**AIM:** Quote all lines below exactly. Images stay out.

**GIVEN ENTRIES:**
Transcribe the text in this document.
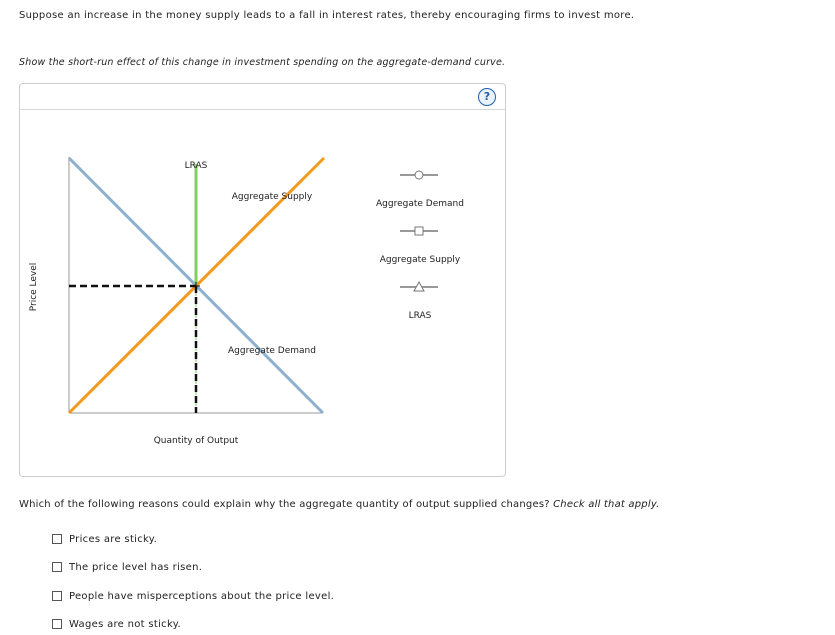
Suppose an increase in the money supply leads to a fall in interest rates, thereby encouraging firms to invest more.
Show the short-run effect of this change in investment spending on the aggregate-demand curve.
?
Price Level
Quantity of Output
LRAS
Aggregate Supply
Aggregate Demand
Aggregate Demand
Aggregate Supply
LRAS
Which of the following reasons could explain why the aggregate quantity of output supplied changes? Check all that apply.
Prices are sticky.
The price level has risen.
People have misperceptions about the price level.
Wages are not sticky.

**THE OUTPUT:**
Transcribe the text in this document.
Suppose an increase in the money supply leads to a fall in interest rates, thereby encouraging firms to invest more.
Show the short-run effect of this change in investment spending on the aggregate-demand curve.
?
Price Level
Quantity of Output
LRAS
Aggregate Supply
Aggregate Demand
Aggregate Demand
Aggregate Supply
LRAS
Which of the following reasons could explain why the aggregate quantity of output supplied changes? Check all that apply.
Prices are sticky.
The price level has risen.
People have misperceptions about the price level.
Wages are not sticky.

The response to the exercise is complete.